### Dataset rows

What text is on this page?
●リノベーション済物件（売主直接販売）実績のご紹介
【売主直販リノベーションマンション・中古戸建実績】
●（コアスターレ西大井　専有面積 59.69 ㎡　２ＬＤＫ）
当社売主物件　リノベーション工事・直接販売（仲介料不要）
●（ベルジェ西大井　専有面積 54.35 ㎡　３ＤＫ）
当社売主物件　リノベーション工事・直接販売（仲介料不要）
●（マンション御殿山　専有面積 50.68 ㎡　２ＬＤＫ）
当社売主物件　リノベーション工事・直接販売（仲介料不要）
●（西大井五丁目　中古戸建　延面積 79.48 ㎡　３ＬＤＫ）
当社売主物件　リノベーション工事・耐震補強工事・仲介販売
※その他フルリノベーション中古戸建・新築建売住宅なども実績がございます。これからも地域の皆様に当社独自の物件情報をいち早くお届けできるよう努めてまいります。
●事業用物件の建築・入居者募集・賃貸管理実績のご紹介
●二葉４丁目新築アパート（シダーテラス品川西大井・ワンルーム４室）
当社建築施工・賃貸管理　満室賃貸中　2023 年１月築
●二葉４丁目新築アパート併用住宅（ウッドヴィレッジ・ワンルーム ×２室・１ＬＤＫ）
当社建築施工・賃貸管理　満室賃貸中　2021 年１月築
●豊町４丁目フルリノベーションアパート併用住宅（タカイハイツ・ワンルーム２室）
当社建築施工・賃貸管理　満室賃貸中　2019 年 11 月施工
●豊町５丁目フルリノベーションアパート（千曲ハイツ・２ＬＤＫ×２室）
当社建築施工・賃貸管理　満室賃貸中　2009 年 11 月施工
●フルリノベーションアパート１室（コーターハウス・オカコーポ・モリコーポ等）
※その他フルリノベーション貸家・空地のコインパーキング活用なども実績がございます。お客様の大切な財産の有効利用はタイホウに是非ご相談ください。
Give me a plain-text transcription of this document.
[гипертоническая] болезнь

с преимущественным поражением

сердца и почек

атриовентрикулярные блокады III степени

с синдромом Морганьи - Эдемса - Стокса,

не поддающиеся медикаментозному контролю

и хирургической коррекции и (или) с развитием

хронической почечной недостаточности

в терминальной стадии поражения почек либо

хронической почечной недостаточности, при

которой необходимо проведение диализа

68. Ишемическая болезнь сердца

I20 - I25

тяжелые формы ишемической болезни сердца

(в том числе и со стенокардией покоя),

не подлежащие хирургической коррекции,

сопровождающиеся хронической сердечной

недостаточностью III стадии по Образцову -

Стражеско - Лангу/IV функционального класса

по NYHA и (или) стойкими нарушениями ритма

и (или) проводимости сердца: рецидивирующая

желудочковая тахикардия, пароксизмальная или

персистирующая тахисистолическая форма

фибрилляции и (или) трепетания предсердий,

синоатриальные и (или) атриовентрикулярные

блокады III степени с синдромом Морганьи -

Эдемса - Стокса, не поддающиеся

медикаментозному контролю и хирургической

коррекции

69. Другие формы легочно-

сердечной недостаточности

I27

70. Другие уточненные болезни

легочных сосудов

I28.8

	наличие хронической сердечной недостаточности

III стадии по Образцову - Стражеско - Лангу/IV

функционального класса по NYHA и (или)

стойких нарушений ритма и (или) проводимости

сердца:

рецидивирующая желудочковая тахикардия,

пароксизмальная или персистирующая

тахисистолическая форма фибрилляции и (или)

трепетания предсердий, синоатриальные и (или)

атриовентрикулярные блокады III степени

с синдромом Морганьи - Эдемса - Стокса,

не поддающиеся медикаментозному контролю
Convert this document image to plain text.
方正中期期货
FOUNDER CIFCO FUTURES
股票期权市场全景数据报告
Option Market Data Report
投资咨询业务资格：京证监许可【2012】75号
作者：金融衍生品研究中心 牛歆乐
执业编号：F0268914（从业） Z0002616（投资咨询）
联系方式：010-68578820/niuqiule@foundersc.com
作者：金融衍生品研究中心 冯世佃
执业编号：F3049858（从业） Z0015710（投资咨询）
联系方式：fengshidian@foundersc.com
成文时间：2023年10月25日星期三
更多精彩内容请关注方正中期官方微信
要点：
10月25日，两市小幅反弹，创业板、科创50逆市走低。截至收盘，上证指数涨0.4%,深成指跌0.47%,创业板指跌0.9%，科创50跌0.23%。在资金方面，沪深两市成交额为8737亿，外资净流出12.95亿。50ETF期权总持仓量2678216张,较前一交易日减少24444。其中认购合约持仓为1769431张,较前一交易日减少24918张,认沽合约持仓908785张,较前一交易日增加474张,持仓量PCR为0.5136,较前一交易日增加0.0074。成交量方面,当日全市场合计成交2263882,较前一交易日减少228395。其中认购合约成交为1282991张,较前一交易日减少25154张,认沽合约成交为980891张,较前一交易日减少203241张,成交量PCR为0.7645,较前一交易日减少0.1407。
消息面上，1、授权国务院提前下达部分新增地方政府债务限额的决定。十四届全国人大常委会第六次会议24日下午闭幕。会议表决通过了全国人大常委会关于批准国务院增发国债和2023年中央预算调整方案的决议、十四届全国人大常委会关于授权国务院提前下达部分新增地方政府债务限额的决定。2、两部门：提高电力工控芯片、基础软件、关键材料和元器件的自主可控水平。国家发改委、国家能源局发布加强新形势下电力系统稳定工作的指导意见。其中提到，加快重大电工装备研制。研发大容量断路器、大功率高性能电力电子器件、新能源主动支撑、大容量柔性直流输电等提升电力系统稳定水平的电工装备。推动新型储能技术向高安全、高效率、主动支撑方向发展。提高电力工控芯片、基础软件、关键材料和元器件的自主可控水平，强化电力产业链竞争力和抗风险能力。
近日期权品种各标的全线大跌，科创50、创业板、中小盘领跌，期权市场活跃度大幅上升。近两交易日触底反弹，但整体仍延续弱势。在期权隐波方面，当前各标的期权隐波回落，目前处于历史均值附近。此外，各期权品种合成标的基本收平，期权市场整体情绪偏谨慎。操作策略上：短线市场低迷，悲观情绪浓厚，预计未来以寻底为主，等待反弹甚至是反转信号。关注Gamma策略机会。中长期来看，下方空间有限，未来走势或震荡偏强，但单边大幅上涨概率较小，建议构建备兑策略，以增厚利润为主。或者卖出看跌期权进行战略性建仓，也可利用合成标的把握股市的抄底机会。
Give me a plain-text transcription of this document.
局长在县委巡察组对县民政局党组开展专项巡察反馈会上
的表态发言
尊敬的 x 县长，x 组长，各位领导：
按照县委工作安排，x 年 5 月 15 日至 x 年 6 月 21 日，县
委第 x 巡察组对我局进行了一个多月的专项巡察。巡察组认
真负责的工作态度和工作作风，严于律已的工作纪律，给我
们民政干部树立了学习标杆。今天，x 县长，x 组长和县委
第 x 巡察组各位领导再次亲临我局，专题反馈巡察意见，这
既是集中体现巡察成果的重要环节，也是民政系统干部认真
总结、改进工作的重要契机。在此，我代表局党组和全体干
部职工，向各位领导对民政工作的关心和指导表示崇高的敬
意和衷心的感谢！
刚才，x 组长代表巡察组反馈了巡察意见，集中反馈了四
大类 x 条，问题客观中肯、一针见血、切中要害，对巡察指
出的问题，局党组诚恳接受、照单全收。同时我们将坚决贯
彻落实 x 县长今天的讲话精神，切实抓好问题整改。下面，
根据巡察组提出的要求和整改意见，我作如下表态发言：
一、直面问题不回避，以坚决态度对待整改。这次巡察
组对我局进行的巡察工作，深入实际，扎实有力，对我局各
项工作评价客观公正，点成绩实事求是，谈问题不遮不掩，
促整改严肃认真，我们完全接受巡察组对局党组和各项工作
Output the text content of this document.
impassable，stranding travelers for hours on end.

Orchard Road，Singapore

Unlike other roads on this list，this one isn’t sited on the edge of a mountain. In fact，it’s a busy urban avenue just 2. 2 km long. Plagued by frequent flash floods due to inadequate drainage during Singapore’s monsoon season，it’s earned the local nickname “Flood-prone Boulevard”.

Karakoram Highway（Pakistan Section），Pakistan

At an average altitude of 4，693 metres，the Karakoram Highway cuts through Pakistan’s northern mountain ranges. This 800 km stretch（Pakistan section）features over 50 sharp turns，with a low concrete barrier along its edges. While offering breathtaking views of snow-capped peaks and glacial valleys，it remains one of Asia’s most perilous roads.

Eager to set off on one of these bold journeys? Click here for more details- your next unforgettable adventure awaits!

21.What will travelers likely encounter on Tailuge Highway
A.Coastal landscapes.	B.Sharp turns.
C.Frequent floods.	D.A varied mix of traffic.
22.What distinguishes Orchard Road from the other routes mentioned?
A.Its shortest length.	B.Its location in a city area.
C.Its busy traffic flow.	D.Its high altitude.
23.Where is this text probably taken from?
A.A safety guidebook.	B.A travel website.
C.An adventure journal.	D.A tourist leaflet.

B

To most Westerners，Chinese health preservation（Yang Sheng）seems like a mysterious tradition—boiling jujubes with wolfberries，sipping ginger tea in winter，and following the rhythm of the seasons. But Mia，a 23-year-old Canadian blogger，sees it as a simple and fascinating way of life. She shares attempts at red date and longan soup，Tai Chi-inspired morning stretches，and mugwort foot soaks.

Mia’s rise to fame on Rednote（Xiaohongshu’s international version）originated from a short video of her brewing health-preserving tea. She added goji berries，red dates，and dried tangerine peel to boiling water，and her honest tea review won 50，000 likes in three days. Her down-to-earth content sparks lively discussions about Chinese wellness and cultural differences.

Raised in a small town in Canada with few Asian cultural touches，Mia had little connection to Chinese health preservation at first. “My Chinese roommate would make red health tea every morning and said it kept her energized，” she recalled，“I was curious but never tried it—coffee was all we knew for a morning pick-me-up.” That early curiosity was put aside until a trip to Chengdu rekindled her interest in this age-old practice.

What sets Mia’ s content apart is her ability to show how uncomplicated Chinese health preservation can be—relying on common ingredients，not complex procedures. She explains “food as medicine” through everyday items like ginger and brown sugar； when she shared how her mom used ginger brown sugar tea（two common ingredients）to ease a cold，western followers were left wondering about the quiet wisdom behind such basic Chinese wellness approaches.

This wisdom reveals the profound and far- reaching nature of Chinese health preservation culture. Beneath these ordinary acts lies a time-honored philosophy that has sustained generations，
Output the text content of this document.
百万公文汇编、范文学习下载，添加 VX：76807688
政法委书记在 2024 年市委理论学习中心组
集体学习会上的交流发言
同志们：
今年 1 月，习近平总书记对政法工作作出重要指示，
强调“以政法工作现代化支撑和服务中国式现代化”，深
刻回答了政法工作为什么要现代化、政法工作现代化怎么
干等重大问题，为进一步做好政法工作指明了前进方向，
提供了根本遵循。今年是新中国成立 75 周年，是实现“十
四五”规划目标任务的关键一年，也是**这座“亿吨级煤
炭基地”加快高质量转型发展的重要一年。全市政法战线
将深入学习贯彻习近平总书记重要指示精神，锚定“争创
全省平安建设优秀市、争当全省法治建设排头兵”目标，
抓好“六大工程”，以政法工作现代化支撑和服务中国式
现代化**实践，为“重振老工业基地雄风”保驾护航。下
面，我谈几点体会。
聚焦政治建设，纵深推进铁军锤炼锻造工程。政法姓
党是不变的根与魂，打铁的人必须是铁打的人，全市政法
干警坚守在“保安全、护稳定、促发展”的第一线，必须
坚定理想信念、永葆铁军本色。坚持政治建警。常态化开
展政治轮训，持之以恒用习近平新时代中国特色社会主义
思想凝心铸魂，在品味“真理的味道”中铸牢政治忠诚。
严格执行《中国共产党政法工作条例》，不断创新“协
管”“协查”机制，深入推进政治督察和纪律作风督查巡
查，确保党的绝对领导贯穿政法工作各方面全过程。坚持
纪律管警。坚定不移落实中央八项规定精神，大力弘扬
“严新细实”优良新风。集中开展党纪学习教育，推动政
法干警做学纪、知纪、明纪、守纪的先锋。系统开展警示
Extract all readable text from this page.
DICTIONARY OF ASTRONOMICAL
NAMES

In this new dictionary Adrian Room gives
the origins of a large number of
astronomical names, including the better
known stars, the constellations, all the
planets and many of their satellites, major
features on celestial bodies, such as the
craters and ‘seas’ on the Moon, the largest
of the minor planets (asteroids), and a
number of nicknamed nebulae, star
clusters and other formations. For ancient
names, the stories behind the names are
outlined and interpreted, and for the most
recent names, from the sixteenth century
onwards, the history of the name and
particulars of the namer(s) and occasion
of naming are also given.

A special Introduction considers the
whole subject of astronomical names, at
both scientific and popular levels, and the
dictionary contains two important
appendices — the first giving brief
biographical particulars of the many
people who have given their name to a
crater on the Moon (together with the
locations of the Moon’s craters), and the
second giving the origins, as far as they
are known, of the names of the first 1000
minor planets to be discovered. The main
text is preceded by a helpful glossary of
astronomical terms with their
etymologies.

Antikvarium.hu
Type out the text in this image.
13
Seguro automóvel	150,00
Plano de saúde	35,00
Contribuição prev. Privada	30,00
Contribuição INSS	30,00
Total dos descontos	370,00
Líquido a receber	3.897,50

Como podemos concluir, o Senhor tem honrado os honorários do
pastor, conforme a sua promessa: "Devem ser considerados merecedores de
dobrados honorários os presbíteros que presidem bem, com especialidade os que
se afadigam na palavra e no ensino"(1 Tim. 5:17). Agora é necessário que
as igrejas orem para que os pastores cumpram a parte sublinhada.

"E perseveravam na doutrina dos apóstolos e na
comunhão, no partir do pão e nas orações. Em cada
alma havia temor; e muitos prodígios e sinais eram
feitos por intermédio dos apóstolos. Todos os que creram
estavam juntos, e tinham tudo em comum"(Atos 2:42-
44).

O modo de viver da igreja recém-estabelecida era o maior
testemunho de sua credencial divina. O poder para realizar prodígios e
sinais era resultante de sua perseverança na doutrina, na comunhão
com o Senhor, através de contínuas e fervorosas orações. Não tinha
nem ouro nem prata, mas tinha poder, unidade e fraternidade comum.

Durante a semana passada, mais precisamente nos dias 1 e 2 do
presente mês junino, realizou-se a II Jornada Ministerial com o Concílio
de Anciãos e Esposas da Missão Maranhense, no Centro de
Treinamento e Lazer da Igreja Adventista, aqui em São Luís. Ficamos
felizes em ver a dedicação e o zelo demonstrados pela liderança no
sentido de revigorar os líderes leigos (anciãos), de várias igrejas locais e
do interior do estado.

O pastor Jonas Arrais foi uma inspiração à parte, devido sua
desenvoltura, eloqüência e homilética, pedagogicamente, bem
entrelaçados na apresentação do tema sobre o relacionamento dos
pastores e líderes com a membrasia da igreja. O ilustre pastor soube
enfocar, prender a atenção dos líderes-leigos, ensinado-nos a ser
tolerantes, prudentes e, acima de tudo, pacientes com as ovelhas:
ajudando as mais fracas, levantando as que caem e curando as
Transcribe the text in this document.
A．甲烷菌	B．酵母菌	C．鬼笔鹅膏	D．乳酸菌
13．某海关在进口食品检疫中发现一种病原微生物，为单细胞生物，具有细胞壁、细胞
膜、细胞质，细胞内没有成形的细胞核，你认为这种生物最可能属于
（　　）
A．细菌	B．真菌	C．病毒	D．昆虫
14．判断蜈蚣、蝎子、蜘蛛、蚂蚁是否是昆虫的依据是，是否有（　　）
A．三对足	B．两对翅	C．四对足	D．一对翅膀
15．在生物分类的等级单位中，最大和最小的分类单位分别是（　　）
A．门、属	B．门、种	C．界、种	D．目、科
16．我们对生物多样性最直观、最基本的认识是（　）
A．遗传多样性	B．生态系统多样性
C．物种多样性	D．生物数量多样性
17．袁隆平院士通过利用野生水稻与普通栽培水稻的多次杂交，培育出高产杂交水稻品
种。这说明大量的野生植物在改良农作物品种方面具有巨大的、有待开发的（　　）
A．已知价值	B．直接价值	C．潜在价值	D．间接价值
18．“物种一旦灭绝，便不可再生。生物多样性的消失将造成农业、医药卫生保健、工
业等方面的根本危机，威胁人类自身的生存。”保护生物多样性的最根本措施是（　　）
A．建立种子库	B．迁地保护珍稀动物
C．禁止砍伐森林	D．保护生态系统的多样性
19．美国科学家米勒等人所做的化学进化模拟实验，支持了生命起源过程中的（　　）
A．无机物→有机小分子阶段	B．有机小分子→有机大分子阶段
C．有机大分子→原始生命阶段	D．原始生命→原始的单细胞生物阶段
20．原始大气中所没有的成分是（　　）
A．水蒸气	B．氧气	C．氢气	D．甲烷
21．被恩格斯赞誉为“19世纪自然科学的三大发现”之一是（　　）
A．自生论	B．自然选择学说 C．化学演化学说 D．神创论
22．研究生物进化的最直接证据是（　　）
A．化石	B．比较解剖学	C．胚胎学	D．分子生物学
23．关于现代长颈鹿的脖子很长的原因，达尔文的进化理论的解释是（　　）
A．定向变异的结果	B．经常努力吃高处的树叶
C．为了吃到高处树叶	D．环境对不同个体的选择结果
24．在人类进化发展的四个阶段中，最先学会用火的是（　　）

######

» Short problem
Return each line of the listing that holds the string "sinais".

» Response to this exercise
alma havia temor; e muitos prodígios e sinais eram
sinais era resultante de sua perseverança na doutrina, na comunhão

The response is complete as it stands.